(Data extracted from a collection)
---+---

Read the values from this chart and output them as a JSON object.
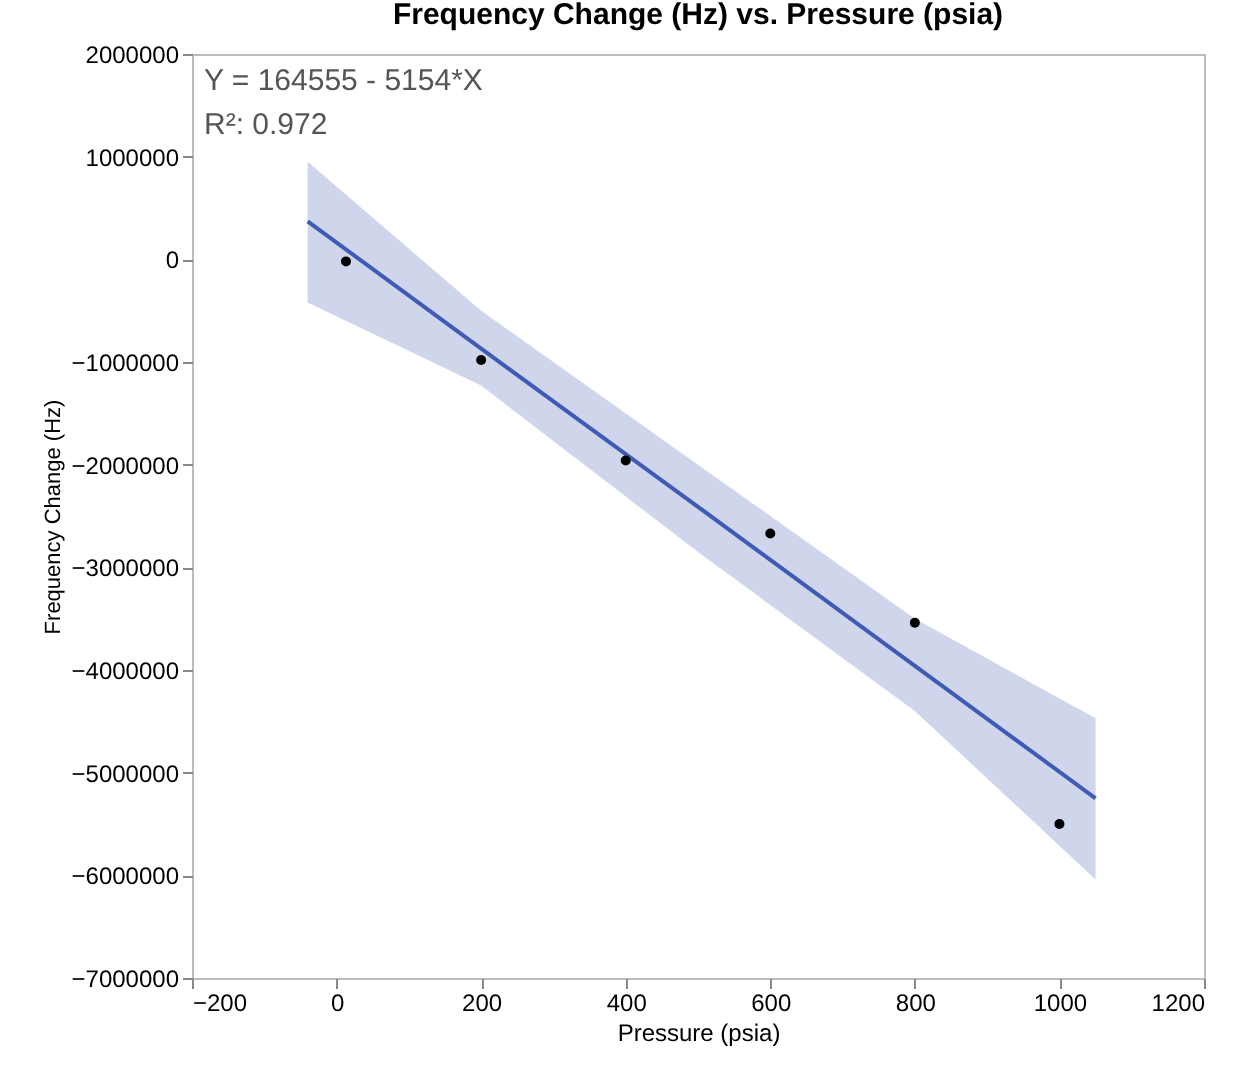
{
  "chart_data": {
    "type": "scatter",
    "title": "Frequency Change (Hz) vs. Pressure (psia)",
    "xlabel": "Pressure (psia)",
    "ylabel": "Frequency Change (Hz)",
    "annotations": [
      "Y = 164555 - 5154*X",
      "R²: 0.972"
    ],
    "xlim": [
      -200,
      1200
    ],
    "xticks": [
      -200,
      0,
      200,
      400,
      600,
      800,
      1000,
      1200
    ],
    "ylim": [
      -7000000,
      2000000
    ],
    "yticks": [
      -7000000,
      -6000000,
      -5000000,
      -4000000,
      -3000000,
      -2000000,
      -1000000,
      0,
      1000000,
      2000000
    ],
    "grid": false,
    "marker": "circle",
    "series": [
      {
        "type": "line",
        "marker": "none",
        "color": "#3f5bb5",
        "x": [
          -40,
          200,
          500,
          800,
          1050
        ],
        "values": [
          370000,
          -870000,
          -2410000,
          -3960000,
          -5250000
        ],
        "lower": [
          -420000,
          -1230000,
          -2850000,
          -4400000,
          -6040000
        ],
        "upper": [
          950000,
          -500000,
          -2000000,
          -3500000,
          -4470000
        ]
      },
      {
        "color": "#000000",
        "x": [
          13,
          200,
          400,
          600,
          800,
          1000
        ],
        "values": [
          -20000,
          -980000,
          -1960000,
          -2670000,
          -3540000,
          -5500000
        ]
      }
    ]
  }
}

---+---

Pictures are excluded; output everything else in the data verbatim.

Read the values from this chart and output them as a JSON object.
{
  "chart_data": {
    "type": "scatter",
    "title": "Frequency Change (Hz) vs. Pressure (psia)",
    "xlabel": "Pressure (psia)",
    "ylabel": "Frequency Change (Hz)",
    "annotations": [
      "Y = 164555 - 5154*X",
      "R²: 0.972"
    ],
    "xlim": [
      -200,
      1200
    ],
    "xticks": [
      -200,
      0,
      200,
      400,
      600,
      800,
      1000,
      1200
    ],
    "ylim": [
      -7000000,
      2000000
    ],
    "yticks": [
      -7000000,
      -6000000,
      -5000000,
      -4000000,
      -3000000,
      -2000000,
      -1000000,
      0,
      1000000,
      2000000
    ],
    "grid": false,
    "marker": "circle",
    "series": [
      {
        "type": "line",
        "marker": "none",
        "color": "#3f5bb5",
        "x": [
          -40,
          200,
          500,
          800,
          1050
        ],
        "values": [
          370000,
          -870000,
          -2410000,
          -3960000,
          -5250000
        ],
        "lower": [
          -420000,
          -1230000,
          -2850000,
          -4400000,
          -6040000
        ],
        "upper": [
          950000,
          -500000,
          -2000000,
          -3500000,
          -4470000
        ]
      },
      {
        "color": "#000000",
        "x": [
          13,
          200,
          400,
          600,
          800,
          1000
        ],
        "values": [
          -20000,
          -980000,
          -1960000,
          -2670000,
          -3540000,
          -5500000
        ]
      }
    ]
  }
}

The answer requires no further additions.